**What you are asked to do:** Output the data exactly, with every line intact.
____________________
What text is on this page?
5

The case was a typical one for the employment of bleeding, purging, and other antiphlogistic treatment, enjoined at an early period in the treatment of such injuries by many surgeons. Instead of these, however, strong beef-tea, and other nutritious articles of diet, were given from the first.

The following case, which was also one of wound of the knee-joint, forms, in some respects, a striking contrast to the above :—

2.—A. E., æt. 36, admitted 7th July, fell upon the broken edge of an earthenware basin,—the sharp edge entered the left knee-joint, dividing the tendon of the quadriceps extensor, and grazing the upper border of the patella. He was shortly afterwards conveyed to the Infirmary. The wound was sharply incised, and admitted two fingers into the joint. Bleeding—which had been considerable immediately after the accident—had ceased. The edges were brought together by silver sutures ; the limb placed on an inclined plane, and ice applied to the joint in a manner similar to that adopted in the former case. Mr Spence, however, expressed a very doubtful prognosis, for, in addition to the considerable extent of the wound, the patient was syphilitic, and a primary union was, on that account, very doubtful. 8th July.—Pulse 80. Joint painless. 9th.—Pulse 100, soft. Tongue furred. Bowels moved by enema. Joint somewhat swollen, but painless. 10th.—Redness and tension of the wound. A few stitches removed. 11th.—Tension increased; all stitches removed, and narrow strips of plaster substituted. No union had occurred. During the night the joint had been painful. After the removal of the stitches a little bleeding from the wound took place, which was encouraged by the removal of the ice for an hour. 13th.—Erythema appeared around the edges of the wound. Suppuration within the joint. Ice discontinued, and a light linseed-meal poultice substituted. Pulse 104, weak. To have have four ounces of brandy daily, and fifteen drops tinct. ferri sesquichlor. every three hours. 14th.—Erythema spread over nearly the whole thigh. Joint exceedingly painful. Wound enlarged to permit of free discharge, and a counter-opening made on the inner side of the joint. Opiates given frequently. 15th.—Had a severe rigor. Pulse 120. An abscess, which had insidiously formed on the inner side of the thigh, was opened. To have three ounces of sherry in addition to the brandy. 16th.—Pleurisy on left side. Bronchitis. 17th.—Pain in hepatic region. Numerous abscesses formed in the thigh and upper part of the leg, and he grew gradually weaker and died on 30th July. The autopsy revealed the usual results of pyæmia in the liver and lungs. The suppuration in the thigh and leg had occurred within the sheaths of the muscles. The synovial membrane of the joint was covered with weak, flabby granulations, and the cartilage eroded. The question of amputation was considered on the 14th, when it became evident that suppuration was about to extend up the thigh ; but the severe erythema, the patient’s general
____________________
**Completed task:**
What text is on this page?
5

The case was a typical one for the employment of bleeding, purging, and other antiphlogistic treatment, enjoined at an early period in the treatment of such injuries by many surgeons. Instead of these, however, strong beef-tea, and other nutritious articles of diet, were given from the first.

The following case, which was also one of wound of the knee-joint, forms, in some respects, a striking contrast to the above :—

2.—A. E., æt. 36, admitted 7th July, fell upon the broken edge of an earthenware basin,—the sharp edge entered the left knee-joint, dividing the tendon of the quadriceps extensor, and grazing the upper border of the patella. He was shortly afterwards conveyed to the Infirmary. The wound was sharply incised, and admitted two fingers into the joint. Bleeding—which had been considerable immediately after the accident—had ceased. The edges were brought together by silver sutures ; the limb placed on an inclined plane, and ice applied to the joint in a manner similar to that adopted in the former case. Mr Spence, however, expressed a very doubtful prognosis, for, in addition to the considerable extent of the wound, the patient was syphilitic, and a primary union was, on that account, very doubtful. 8th July.—Pulse 80. Joint painless. 9th.—Pulse 100, soft. Tongue furred. Bowels moved by enema. Joint somewhat swollen, but painless. 10th.—Redness and tension of the wound. A few stitches removed. 11th.—Tension increased; all stitches removed, and narrow strips of plaster substituted. No union had occurred. During the night the joint had been painful. After the removal of the stitches a little bleeding from the wound took place, which was encouraged by the removal of the ice for an hour. 13th.—Erythema appeared around the edges of the wound. Suppuration within the joint. Ice discontinued, and a light linseed-meal poultice substituted. Pulse 104, weak. To have have four ounces of brandy daily, and fifteen drops tinct. ferri sesquichlor. every three hours. 14th.—Erythema spread over nearly the whole thigh. Joint exceedingly painful. Wound enlarged to permit of free discharge, and a counter-opening made on the inner side of the joint. Opiates given frequently. 15th.—Had a severe rigor. Pulse 120. An abscess, which had insidiously formed on the inner side of the thigh, was opened. To have three ounces of sherry in addition to the brandy. 16th.—Pleurisy on left side. Bronchitis. 17th.—Pain in hepatic region. Numerous abscesses formed in the thigh and upper part of the leg, and he grew gradually weaker and died on 30th July. The autopsy revealed the usual results of pyæmia in the liver and lungs. The suppuration in the thigh and leg had occurred within the sheaths of the muscles. The synovial membrane of the joint was covered with weak, flabby granulations, and the cartilage eroded. The question of amputation was considered on the 14th, when it became evident that suppuration was about to extend up the thigh ; but the severe erythema, the patient’s general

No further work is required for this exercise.